> **DOCUMENT EXCERPT**:
* start *

Electro is not Bane. He's not even Joker. He isn't the ultimate foe or the nemesis. He is, however, a representation of a certain type of evil that our hero is facing throughout his career. I think of him, from a mythical perspective, as Polyphemus to Spider-Man's Odysseus: one of the many grotesque monsters that the hero faces throughout his journey.
I agree -- that'd be so much more tasteful than just giving us "flash-backs" or some sort of unrelated subplot involving his entire life-history. I like that we finally got an investigative Pete on-film (and that's probably the only positive thing you'll hear me say about Webb's Parker)
Hey, thanks! A hero's only as good as the villains right? They need to work on making them compelling rather than to humanise them as psuedo-father figures...all the time.
Wow I love your analytic posts Nave!
I absolutely love Bane in TDKR! He felt like just the right villain to follow up after Joker. I would have hated to have Riddler in TDKR for example. Bane was something different, new and exciting. Not as deep as Joker, Magneto or (IMO) Loki, but he was still very deep and most of all: he had one hell of a presence and character! Every time he showed up, I was at the edge of my seat!
I agree with you about Electro. They shouldn't try to make him something that would feel forced. For example, they shouldn't make Electro come up with these complicated, perfect schemes like Joker does. He shouldn't have this confident presence like Bane.
As you perfectly said, Electro should be one of the monsters in Spidey's journey. You really nailed it there. He doesn't need to rival Green Goblin. I don't think for a second that Electro will be up there with Joker and Doc Ock as CBM villains, because that's just not the kind of villain he is.
What should be compelling about Electro is A) His powers, and B) his deep personality. If they use him to his full potential (as they must do!), these two things combined will make him an extremely exciting villain.
This warrants more attention
Yeah I definitely think so! It would be a perfect way to show that Electro wasn't born with those powers, but at the same time you don't need to waste time showing his origin in detail for you!
The only thing needed is that Peter sneaks into Oscorp and finds documents of the creation of Electro. You don't need to get overly much details from those, it's enough for you to see that there was a project of creating Electro that was done in illegaly and in secret, for what purpose (taking down Spidey or something) etc. To build more upon the character of Dillon, maybe have a sound tape that says something about "Experiment #x, new test subject named Maxwell Dillon. He is extremely eager to do this, almost as if in desperation." or something like that. That's all you need and even less maybe.
That would make for a creepy and exciting scene, much much better than flashbacks or real time origin. Have Osborn catch Peter in the act as well and it will get even more thrilling.
It's definitely true that a hero needs the best villains. Unfortunately Avi Arad has the mindset that for a villain to be interesting he/she must be sympathetic and directly connected to Peter in some way. I think it will take a long time before we see something different from that.
Indeed it does! I'll put that beautiful segment in my sig (and quote Nave, of course!). Pretty much one of the best things I've read here.

* end *

> **WRITTEN PROBLEM 1**: In the forum discussion about Electro, which figure from myth is Electro compared to?
> **WRITTEN PROBLEM 2**: Copy out the passage of the forum discussion about Electro that begins with the words containing "It's definitely true" and ends with "different from that.".

> **INFORMATION PROVIDED**:
* start *

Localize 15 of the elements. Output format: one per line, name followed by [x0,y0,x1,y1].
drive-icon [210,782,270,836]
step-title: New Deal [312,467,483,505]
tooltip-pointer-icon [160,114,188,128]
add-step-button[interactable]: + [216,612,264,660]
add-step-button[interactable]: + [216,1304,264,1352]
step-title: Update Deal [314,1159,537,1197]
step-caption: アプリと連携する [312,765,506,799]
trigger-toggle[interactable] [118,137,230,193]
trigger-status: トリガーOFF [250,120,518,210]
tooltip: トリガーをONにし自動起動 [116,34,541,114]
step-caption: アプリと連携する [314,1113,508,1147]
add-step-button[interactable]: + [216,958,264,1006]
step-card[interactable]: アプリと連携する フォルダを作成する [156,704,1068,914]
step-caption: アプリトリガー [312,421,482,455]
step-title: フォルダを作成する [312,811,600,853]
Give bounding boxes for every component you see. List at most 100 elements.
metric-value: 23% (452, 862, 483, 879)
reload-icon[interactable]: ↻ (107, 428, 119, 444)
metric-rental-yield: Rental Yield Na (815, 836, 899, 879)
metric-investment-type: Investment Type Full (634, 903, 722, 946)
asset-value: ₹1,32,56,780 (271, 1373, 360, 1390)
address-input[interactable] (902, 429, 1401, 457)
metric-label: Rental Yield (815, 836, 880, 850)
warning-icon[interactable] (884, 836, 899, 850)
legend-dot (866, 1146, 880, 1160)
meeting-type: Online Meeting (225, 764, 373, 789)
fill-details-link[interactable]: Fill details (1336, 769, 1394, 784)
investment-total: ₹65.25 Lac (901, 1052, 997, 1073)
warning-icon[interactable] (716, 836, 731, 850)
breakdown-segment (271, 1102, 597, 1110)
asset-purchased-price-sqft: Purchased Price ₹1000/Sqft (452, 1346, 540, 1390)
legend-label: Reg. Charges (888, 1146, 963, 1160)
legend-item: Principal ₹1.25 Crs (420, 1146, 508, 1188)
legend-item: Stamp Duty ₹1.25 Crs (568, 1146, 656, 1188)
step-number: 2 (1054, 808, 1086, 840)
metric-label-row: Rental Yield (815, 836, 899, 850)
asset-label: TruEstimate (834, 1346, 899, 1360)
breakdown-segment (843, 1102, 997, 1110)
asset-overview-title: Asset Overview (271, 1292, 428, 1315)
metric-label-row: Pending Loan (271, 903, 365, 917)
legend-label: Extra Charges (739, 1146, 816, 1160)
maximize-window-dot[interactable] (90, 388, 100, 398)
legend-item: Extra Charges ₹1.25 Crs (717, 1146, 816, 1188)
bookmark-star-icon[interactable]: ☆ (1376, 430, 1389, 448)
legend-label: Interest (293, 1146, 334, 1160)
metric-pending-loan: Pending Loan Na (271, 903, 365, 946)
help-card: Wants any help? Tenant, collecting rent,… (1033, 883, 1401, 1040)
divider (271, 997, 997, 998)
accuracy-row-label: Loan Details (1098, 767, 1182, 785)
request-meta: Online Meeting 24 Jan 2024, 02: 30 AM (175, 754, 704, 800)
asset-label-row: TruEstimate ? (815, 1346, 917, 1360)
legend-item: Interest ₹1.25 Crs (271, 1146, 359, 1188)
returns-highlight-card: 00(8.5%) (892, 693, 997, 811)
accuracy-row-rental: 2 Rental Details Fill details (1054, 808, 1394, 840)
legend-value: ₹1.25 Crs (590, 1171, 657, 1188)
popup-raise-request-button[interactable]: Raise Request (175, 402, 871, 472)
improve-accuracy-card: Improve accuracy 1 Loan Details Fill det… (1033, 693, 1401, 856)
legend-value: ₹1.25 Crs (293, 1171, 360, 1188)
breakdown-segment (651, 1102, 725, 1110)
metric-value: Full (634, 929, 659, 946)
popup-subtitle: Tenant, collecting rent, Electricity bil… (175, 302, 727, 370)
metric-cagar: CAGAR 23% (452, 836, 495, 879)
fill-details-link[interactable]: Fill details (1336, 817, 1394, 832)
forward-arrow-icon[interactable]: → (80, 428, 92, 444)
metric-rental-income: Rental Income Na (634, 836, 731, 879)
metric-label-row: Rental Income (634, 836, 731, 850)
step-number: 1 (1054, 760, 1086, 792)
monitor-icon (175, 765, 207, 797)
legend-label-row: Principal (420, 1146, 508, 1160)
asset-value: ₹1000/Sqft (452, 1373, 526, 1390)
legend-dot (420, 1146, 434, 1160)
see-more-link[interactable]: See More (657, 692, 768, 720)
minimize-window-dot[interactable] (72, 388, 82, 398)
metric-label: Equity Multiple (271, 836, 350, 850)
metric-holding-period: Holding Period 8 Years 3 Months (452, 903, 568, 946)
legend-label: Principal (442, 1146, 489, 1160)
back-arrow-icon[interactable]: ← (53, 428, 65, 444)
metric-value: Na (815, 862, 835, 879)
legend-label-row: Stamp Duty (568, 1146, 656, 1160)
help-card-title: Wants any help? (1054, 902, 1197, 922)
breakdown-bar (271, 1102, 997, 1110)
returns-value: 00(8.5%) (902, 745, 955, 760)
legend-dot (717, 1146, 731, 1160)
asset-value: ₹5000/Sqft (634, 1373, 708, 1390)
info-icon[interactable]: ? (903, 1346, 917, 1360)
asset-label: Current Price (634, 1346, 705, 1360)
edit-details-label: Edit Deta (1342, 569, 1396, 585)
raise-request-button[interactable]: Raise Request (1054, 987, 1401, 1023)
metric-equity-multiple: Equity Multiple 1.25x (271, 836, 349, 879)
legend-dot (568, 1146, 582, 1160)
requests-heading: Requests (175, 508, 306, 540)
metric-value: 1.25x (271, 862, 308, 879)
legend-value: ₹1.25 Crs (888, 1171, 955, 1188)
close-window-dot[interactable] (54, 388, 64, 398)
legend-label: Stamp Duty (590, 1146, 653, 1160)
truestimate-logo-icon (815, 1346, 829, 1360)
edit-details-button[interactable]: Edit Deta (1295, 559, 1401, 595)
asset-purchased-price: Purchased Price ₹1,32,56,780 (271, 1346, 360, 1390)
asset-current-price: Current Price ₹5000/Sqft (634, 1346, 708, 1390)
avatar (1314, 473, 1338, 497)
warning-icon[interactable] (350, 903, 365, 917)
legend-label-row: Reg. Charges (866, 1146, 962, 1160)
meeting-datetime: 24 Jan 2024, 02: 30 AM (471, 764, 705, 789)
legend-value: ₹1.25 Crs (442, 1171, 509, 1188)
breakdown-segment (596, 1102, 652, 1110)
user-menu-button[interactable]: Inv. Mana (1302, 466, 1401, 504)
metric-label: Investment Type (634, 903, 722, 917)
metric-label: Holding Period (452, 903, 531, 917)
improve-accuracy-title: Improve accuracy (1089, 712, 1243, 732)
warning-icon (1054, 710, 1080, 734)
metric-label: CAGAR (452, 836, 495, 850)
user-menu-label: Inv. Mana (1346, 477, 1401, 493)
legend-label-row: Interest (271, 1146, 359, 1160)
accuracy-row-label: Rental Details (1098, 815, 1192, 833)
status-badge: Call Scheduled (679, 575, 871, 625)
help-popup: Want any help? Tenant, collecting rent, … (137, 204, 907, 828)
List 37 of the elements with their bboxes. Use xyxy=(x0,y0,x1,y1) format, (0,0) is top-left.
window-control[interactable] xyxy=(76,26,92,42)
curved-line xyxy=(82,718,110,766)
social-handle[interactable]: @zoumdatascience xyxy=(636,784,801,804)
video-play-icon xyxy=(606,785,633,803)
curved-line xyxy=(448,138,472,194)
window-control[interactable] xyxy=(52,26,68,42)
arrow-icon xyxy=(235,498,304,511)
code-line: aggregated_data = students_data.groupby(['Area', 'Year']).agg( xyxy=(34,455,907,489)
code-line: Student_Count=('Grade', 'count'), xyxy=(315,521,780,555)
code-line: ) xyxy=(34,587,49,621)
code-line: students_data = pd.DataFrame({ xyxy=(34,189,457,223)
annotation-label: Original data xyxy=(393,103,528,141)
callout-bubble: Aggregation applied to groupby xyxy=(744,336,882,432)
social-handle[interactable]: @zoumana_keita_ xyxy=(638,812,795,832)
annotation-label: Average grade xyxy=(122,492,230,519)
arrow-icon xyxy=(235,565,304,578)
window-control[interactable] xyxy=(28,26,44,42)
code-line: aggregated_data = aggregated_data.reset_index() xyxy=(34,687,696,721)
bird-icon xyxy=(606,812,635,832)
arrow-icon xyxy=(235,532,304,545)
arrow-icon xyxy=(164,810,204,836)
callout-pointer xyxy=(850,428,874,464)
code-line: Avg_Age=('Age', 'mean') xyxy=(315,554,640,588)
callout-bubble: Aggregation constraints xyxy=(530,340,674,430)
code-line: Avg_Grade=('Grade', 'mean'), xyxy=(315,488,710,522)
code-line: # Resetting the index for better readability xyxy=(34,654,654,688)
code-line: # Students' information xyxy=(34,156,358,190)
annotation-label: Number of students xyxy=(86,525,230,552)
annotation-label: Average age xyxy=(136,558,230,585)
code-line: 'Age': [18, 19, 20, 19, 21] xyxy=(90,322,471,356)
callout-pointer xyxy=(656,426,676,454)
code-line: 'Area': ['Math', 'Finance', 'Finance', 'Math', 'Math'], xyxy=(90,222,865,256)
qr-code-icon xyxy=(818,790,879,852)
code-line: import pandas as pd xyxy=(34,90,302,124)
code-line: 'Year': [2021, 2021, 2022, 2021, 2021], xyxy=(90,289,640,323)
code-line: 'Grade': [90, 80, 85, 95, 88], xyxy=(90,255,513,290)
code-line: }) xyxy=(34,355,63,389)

* end *

> **EXERCISE SOLUTION 1**: Polyphemus

> **EXERCISE SOLUTION 2**:
It's definitely true that a hero needs the best villains. Unfortunately Avi Arad has the mindset that for a villain to be interesting he/she must be sympathetic and directly connected to Peter in some way. I think it will take a long time before we see something different from that.